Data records
# # # # # # #

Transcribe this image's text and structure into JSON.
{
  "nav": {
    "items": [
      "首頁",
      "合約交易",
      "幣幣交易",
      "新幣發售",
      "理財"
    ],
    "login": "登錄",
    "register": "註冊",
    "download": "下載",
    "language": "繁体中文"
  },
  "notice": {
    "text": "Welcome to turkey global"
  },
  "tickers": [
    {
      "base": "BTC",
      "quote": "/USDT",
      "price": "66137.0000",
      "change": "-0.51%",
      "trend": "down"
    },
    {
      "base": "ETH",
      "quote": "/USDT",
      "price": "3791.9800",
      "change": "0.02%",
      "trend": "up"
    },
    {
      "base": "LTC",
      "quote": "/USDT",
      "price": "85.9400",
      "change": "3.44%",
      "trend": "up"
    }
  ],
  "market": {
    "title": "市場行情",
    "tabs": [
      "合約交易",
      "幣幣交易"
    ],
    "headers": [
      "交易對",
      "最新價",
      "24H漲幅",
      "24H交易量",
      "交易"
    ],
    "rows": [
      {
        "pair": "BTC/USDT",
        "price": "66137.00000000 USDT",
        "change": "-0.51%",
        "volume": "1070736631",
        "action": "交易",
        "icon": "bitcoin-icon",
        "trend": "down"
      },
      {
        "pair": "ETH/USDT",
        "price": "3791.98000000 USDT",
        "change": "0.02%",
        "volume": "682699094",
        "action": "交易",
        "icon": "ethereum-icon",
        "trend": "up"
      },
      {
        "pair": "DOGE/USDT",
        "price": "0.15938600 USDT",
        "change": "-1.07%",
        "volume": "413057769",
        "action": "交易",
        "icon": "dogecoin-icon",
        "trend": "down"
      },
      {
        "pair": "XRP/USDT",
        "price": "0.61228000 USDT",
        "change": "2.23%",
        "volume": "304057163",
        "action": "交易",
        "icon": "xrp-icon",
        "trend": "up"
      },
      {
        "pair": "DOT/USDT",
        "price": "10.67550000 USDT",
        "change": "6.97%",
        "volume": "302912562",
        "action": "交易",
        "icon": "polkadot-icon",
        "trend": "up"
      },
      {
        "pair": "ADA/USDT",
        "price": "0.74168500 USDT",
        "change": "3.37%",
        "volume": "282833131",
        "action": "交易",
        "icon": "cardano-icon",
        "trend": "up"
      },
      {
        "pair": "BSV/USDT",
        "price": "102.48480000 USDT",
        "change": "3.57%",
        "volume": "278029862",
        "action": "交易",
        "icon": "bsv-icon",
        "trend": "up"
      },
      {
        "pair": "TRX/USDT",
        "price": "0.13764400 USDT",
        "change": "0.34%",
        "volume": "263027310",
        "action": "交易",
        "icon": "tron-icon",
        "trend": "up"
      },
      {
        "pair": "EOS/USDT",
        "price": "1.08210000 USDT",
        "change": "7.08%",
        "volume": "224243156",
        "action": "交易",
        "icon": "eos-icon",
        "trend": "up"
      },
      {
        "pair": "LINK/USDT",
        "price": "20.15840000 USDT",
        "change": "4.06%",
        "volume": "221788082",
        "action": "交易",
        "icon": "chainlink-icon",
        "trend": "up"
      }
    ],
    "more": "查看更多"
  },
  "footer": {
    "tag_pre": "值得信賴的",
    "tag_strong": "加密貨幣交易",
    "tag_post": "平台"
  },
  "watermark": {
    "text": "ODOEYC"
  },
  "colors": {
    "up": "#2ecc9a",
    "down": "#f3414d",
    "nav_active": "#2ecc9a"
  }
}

# # # # # # #

▶ **Requirement**
Repeat each of the entries above precisely as given.

▶ **Output below**
Transcribe this image's text and structure into JSON.
{
  "nav": {
    "items": [
      "首頁",
      "合約交易",
      "幣幣交易",
      "新幣發售",
      "理財"
    ],
    "login": "登錄",
    "register": "註冊",
    "download": "下載",
    "language": "繁体中文"
  },
  "notice": {
    "text": "Welcome to turkey global"
  },
  "tickers": [
    {
      "base": "BTC",
      "quote": "/USDT",
      "price": "66137.0000",
      "change": "-0.51%",
      "trend": "down"
    },
    {
      "base": "ETH",
      "quote": "/USDT",
      "price": "3791.9800",
      "change": "0.02%",
      "trend": "up"
    },
    {
      "base": "LTC",
      "quote": "/USDT",
      "price": "85.9400",
      "change": "3.44%",
      "trend": "up"
    }
  ],
  "market": {
    "title": "市場行情",
    "tabs": [
      "合約交易",
      "幣幣交易"
    ],
    "headers": [
      "交易對",
      "最新價",
      "24H漲幅",
      "24H交易量",
      "交易"
    ],
    "rows": [
      {
        "pair": "BTC/USDT",
        "price": "66137.00000000 USDT",
        "change": "-0.51%",
        "volume": "1070736631",
        "action": "交易",
        "icon": "bitcoin-icon",
        "trend": "down"
      },
      {
        "pair": "ETH/USDT",
        "price": "3791.98000000 USDT",
        "change": "0.02%",
        "volume": "682699094",
        "action": "交易",
        "icon": "ethereum-icon",
        "trend": "up"
      },
      {
        "pair": "DOGE/USDT",
        "price": "0.15938600 USDT",
        "change": "-1.07%",
        "volume": "413057769",
        "action": "交易",
        "icon": "dogecoin-icon",
        "trend": "down"
      },
      {
        "pair": "XRP/USDT",
        "price": "0.61228000 USDT",
        "change": "2.23%",
        "volume": "304057163",
        "action": "交易",
        "icon": "xrp-icon",
        "trend": "up"
      },
      {
        "pair": "DOT/USDT",
        "price": "10.67550000 USDT",
        "change": "6.97%",
        "volume": "302912562",
        "action": "交易",
        "icon": "polkadot-icon",
        "trend": "up"
      },
      {
        "pair": "ADA/USDT",
        "price": "0.74168500 USDT",
        "change": "3.37%",
        "volume": "282833131",
        "action": "交易",
        "icon": "cardano-icon",
        "trend": "up"
      },
      {
        "pair": "BSV/USDT",
        "price": "102.48480000 USDT",
        "change": "3.57%",
        "volume": "278029862",
        "action": "交易",
        "icon": "bsv-icon",
        "trend": "up"
      },
      {
        "pair": "TRX/USDT",
        "price": "0.13764400 USDT",
        "change": "0.34%",
        "volume": "263027310",
        "action": "交易",
        "icon": "tron-icon",
        "trend": "up"
      },
      {
        "pair": "EOS/USDT",
        "price": "1.08210000 USDT",
        "change": "7.08%",
        "volume": "224243156",
        "action": "交易",
        "icon": "eos-icon",
        "trend": "up"
      },
      {
        "pair": "LINK/USDT",
        "price": "20.15840000 USDT",
        "change": "4.06%",
        "volume": "221788082",
        "action": "交易",
        "icon": "chainlink-icon",
        "trend": "up"
      }
    ],
    "more": "查看更多"
  },
  "footer": {
    "tag_pre": "值得信賴的",
    "tag_strong": "加密貨幣交易",
    "tag_post": "平台"
  },
  "watermark": {
    "text": "ODOEYC"
  },
  "colors": {
    "up": "#2ecc9a",
    "down": "#f3414d",
    "nav_active": "#2ecc9a"
  }
}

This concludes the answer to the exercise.